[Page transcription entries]
::::::::
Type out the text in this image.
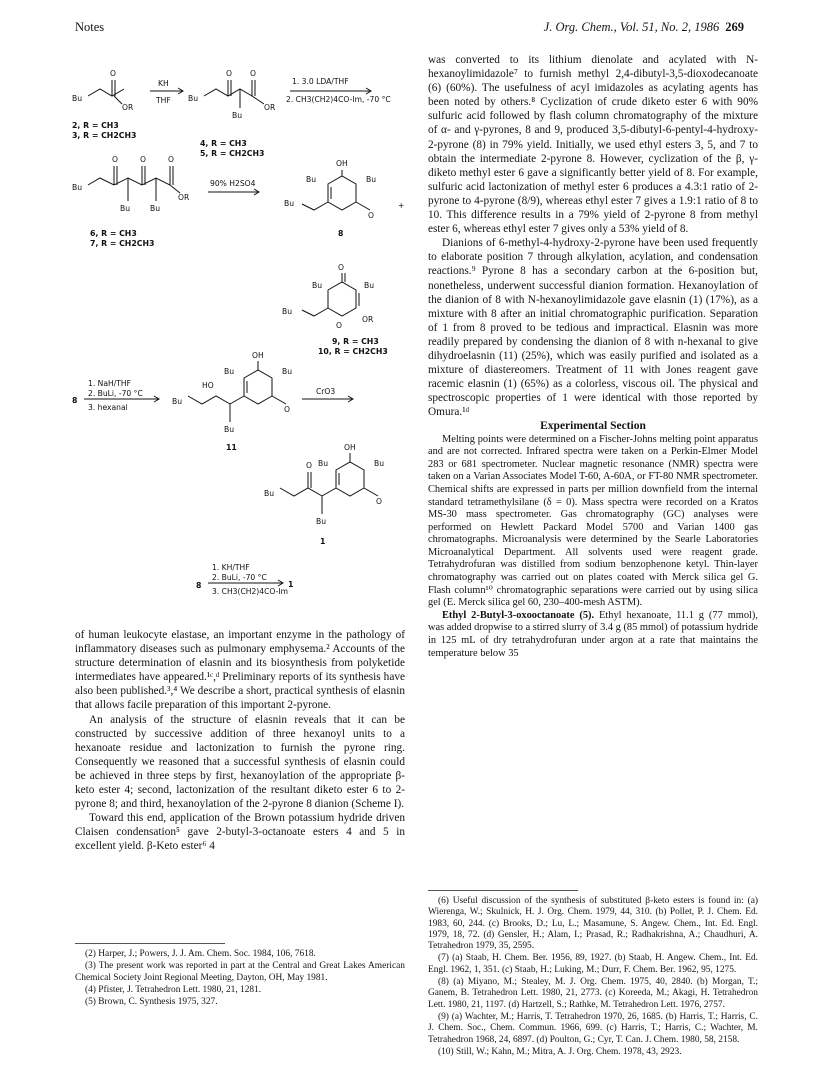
Notes	J. Org. Chem., Vol. 51, No. 2, 1986 269
Bu
O
OR
2, R = CH3
3, R = CH2CH3
KH
THF Bu
O O
OR
Bu
4, R = CH3
5, R = CH2CH3
1. 3.0 LDA/THF
2. CH3(CH2)4CO-Im, -70 °C
Bu
O	O	O
OR
Bu	Bu
6, R = CH3
7, R = CH2CH3
90% H2SO4
OH
O
Bu	Bu
Bu
8
+
O
Bu	Bu
Bu
O
OR
9, R = CH3
10, R = CH2CH3
8
1. NaH/THF
2. BuLi, -70 °C
3. hexanal
OH
O
Bu	Bu
Bu
HO
Bu
11
CrO3
OH
O
Bu	Bu
Bu
O
Bu
1
8
1. KH/THF
2. BuLi, -70 °C
3. CH3(CH2)4CO-Im
1

of human leukocyte elastase, an important enzyme in the pathology of inflammatory diseases such as pulmonary emphysema.² Accounts of the structure determination of elasnin and its biosynthesis from polyketide intermediates have appeared.¹ᶜ,ᵈ Preliminary reports of its synthesis have also been published.³,⁴ We describe a short, practical synthesis of elasnin that allows facile preparation of this important 2-pyrone.

An analysis of the structure of elasnin reveals that it can be constructed by successive addition of three hexanoyl units to a hexanoate residue and lactonization to furnish the pyrone ring. Consequently we reasoned that a successful synthesis of elasnin could be achieved in three steps by first, hexanoylation of the appropriate β-keto ester 4; second, lactonization of the resultant diketo ester 6 to 2-pyrone 8; and third, hexanoylation of the 2-pyrone 8 dianion (Scheme I).

Toward this end, application of the Brown potassium hydride driven Claisen condensation⁵ gave 2-butyl-3-octanoate esters 4 and 5 in excellent yield. β-Keto ester⁶ 4

was converted to its lithium dienolate and acylated with N-hexanoylimidazole⁷ to furnish methyl 2,4-dibutyl-3,5-dioxodecanoate (6) (60%). The usefulness of acyl imidazoles as acylating agents has been noted by others.⁸ Cyclization of crude diketo ester 6 with 90% sulfuric acid followed by flash column chromatography of the mixture of α- and γ-pyrones, 8 and 9, produced 3,5-dibutyl-6-pentyl-4-hydroxy-2-pyrone (8) in 79% yield. Initially, we used ethyl esters 3, 5, and 7 to obtain the intermediate 2-pyrone 8. However, cyclization of the β, γ-diketo methyl ester 6 gave a significantly better yield of 8. For example, sulfuric acid lactonization of methyl ester 6 produces a 4.3:1 ratio of 2-pyrone to 4-pyrone (8/9), whereas ethyl ester 7 gives a 1.9:1 ratio of 8 to 10. This difference results in a 79% yield of 2-pyrone 8 from methyl ester 6, whereas ethyl ester 7 gives only a 53% yield of 8.

Dianions of 6-methyl-4-hydroxy-2-pyrone have been used frequently to elaborate position 7 through alkylation, acylation, and condensation reactions.⁹ Pyrone 8 has a secondary carbon at the 6-position but, nonetheless, underwent successful dianion formation. Hexanoylation of the dianion of 8 with N-hexanoylimidazole gave elasnin (1) (17%), as a mixture with 8 after an initial chromatographic purification. Separation of 1 from 8 proved to be tedious and impractical. Elasnin was more readily prepared by condensing the dianion of 8 with n-hexanal to give dihydroelasnin (11) (25%), which was easily purified and isolated as a mixture of diastereomers. Treatment of 11 with Jones reagent gave racemic elasnin (1) (65%) as a colorless, viscous oil. The physical and spectroscopic properties of 1 were identical with those reported by Omura.¹ᵈ

Experimental Section

Melting points were determined on a Fischer-Johns melting point apparatus and are not corrected. Infrared spectra were taken on a Perkin-Elmer Model 283 or 681 spectrometer. Nuclear magnetic resonance (NMR) spectra were taken on a Varian Associates Model T-60, A-60A, or FT-80 NMR spectrometer. Chemical shifts are expressed in parts per million downfield from the internal standard tetramethylsilane (δ = 0). Mass spectra were recorded on a Kratos MS-30 mass spectrometer. Gas chromatography (GC) analyses were performed on Hewlett Packard Model 5700 and Varian 1400 gas chromatographs. Microanalysis were determined by the Searle Laboratories Microanalytical Department. All solvents used were reagent grade. Tetrahydrofuran was distilled from sodium benzophenone ketyl. Thin-layer chromatography was carried out on plates coated with Merck silica gel G. Flash column¹⁰ chromatographic separations were carried out by using silica gel (E. Merck silica gel 60, 230–400-mesh ASTM).

Ethyl 2-Butyl-3-oxooctanoate (5). Ethyl hexanoate, 11.1 g (77 mmol), was added dropwise to a stirred slurry of 3.4 g (85 mmol) of potassium hydride in 125 mL of dry tetrahydrofuran under argon at a rate that maintains the temperature below 35

(2) Harper, J.; Powers, J. J. Am. Chem. Soc. 1984, 106, 7618.

(3) The present work was reported in part at the Central and Great Lakes American Chemical Society Joint Regional Meeting, Dayton, OH, May 1981.

(4) Pfister, J. Tetrahedron Lett. 1980, 21, 1281.

(5) Brown, C. Synthesis 1975, 327.

(6) Useful discussion of the synthesis of substituted β-keto esters is found in: (a) Wierenga, W.; Skulnick, H. J. Org. Chem. 1979, 44, 310. (b) Pollet, P. J. Chem. Ed. 1983, 60, 244. (c) Brooks, D.; Lu, L.; Masamune, S. Angew. Chem., Int. Ed. Engl. 1979, 18, 72. (d) Gensler, H.; Alam, I.; Prasad, R.; Radhakrishna, A.; Chaudhuri, A. Tetrahedron 1979, 35, 2595.

(7) (a) Staab, H. Chem. Ber. 1956, 89, 1927. (b) Staab, H. Angew. Chem., Int. Ed. Engl. 1962, 1, 351. (c) Staab, H.; Luking, M.; Durr, F. Chem. Ber. 1962, 95, 1275.

(8) (a) Miyano, M.; Stealey, M. J. Org. Chem. 1975, 40, 2840. (b) Morgan, T.; Ganem, B. Tetrahedron Lett. 1980, 21, 2773. (c) Koreeda, M.; Akagi, H. Tetrahedron Lett. 1980, 21, 1197. (d) Hartzell, S.; Rathke, M. Tetrahedron Lett. 1976, 2757.

(9) (a) Wachter, M.; Harris, T. Tetrahedron 1970, 26, 1685. (b) Harris, T.; Harris, C. J. Chem. Soc., Chem. Commun. 1966, 699. (c) Harris, T.; Harris, C.; Wachter, M. Tetrahedron 1968, 24, 6897. (d) Poulton, G.; Cyr, T. Can. J. Chem. 1980, 58, 2158.

(10) Still, W.; Kahn, M.; Mitra, A. J. Org. Chem. 1978, 43, 2923.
::::::::
REQUIRED ACTION> The records above should be retyped in full and exactly; omit the pictures.

TASK RESULT>
Type out the text in this image.
Notes	J. Org. Chem., Vol. 51, No. 2, 1986 269
Bu
O
OR
2, R = CH3
3, R = CH2CH3
KH
THF Bu
O O
OR
Bu
4, R = CH3
5, R = CH2CH3
1. 3.0 LDA/THF
2. CH3(CH2)4CO-Im, -70 °C
Bu
O	O	O
OR
Bu	Bu
6, R = CH3
7, R = CH2CH3
90% H2SO4
OH
O
Bu	Bu
Bu
8
+
O
Bu	Bu
Bu
O
OR
9, R = CH3
10, R = CH2CH3
8
1. NaH/THF
2. BuLi, -70 °C
3. hexanal
OH
O
Bu	Bu
Bu
HO
Bu
11
CrO3
OH
O
Bu	Bu
Bu
O
Bu
1
8
1. KH/THF
2. BuLi, -70 °C
3. CH3(CH2)4CO-Im
1

of human leukocyte elastase, an important enzyme in the pathology of inflammatory diseases such as pulmonary emphysema.² Accounts of the structure determination of elasnin and its biosynthesis from polyketide intermediates have appeared.¹ᶜ,ᵈ Preliminary reports of its synthesis have also been published.³,⁴ We describe a short, practical synthesis of elasnin that allows facile preparation of this important 2-pyrone.

An analysis of the structure of elasnin reveals that it can be constructed by successive addition of three hexanoyl units to a hexanoate residue and lactonization to furnish the pyrone ring. Consequently we reasoned that a successful synthesis of elasnin could be achieved in three steps by first, hexanoylation of the appropriate β-keto ester 4; second, lactonization of the resultant diketo ester 6 to 2-pyrone 8; and third, hexanoylation of the 2-pyrone 8 dianion (Scheme I).

Toward this end, application of the Brown potassium hydride driven Claisen condensation⁵ gave 2-butyl-3-octanoate esters 4 and 5 in excellent yield. β-Keto ester⁶ 4

was converted to its lithium dienolate and acylated with N-hexanoylimidazole⁷ to furnish methyl 2,4-dibutyl-3,5-dioxodecanoate (6) (60%). The usefulness of acyl imidazoles as acylating agents has been noted by others.⁸ Cyclization of crude diketo ester 6 with 90% sulfuric acid followed by flash column chromatography of the mixture of α- and γ-pyrones, 8 and 9, produced 3,5-dibutyl-6-pentyl-4-hydroxy-2-pyrone (8) in 79% yield. Initially, we used ethyl esters 3, 5, and 7 to obtain the intermediate 2-pyrone 8. However, cyclization of the β, γ-diketo methyl ester 6 gave a significantly better yield of 8. For example, sulfuric acid lactonization of methyl ester 6 produces a 4.3:1 ratio of 2-pyrone to 4-pyrone (8/9), whereas ethyl ester 7 gives a 1.9:1 ratio of 8 to 10. This difference results in a 79% yield of 2-pyrone 8 from methyl ester 6, whereas ethyl ester 7 gives only a 53% yield of 8.

Dianions of 6-methyl-4-hydroxy-2-pyrone have been used frequently to elaborate position 7 through alkylation, acylation, and condensation reactions.⁹ Pyrone 8 has a secondary carbon at the 6-position but, nonetheless, underwent successful dianion formation. Hexanoylation of the dianion of 8 with N-hexanoylimidazole gave elasnin (1) (17%), as a mixture with 8 after an initial chromatographic purification. Separation of 1 from 8 proved to be tedious and impractical. Elasnin was more readily prepared by condensing the dianion of 8 with n-hexanal to give dihydroelasnin (11) (25%), which was easily purified and isolated as a mixture of diastereomers. Treatment of 11 with Jones reagent gave racemic elasnin (1) (65%) as a colorless, viscous oil. The physical and spectroscopic properties of 1 were identical with those reported by Omura.¹ᵈ

Experimental Section

Melting points were determined on a Fischer-Johns melting point apparatus and are not corrected. Infrared spectra were taken on a Perkin-Elmer Model 283 or 681 spectrometer. Nuclear magnetic resonance (NMR) spectra were taken on a Varian Associates Model T-60, A-60A, or FT-80 NMR spectrometer. Chemical shifts are expressed in parts per million downfield from the internal standard tetramethylsilane (δ = 0). Mass spectra were recorded on a Kratos MS-30 mass spectrometer. Gas chromatography (GC) analyses were performed on Hewlett Packard Model 5700 and Varian 1400 gas chromatographs. Microanalysis were determined by the Searle Laboratories Microanalytical Department. All solvents used were reagent grade. Tetrahydrofuran was distilled from sodium benzophenone ketyl. Thin-layer chromatography was carried out on plates coated with Merck silica gel G. Flash column¹⁰ chromatographic separations were carried out by using silica gel (E. Merck silica gel 60, 230–400-mesh ASTM).

Ethyl 2-Butyl-3-oxooctanoate (5). Ethyl hexanoate, 11.1 g (77 mmol), was added dropwise to a stirred slurry of 3.4 g (85 mmol) of potassium hydride in 125 mL of dry tetrahydrofuran under argon at a rate that maintains the temperature below 35

(2) Harper, J.; Powers, J. J. Am. Chem. Soc. 1984, 106, 7618.

(3) The present work was reported in part at the Central and Great Lakes American Chemical Society Joint Regional Meeting, Dayton, OH, May 1981.

(4) Pfister, J. Tetrahedron Lett. 1980, 21, 1281.

(5) Brown, C. Synthesis 1975, 327.

(6) Useful discussion of the synthesis of substituted β-keto esters is found in: (a) Wierenga, W.; Skulnick, H. J. Org. Chem. 1979, 44, 310. (b) Pollet, P. J. Chem. Ed. 1983, 60, 244. (c) Brooks, D.; Lu, L.; Masamune, S. Angew. Chem., Int. Ed. Engl. 1979, 18, 72. (d) Gensler, H.; Alam, I.; Prasad, R.; Radhakrishna, A.; Chaudhuri, A. Tetrahedron 1979, 35, 2595.

(7) (a) Staab, H. Chem. Ber. 1956, 89, 1927. (b) Staab, H. Angew. Chem., Int. Ed. Engl. 1962, 1, 351. (c) Staab, H.; Luking, M.; Durr, F. Chem. Ber. 1962, 95, 1275.

(8) (a) Miyano, M.; Stealey, M. J. Org. Chem. 1975, 40, 2840. (b) Morgan, T.; Ganem, B. Tetrahedron Lett. 1980, 21, 2773. (c) Koreeda, M.; Akagi, H. Tetrahedron Lett. 1980, 21, 1197. (d) Hartzell, S.; Rathke, M. Tetrahedron Lett. 1976, 2757.

(9) (a) Wachter, M.; Harris, T. Tetrahedron 1970, 26, 1685. (b) Harris, T.; Harris, C. J. Chem. Soc., Chem. Commun. 1966, 699. (c) Harris, T.; Harris, C.; Wachter, M. Tetrahedron 1968, 24, 6897. (d) Poulton, G.; Cyr, T. Can. J. Chem. 1980, 58, 2158.

(10) Still, W.; Kahn, M.; Mitra, A. J. Org. Chem. 1978, 43, 2923.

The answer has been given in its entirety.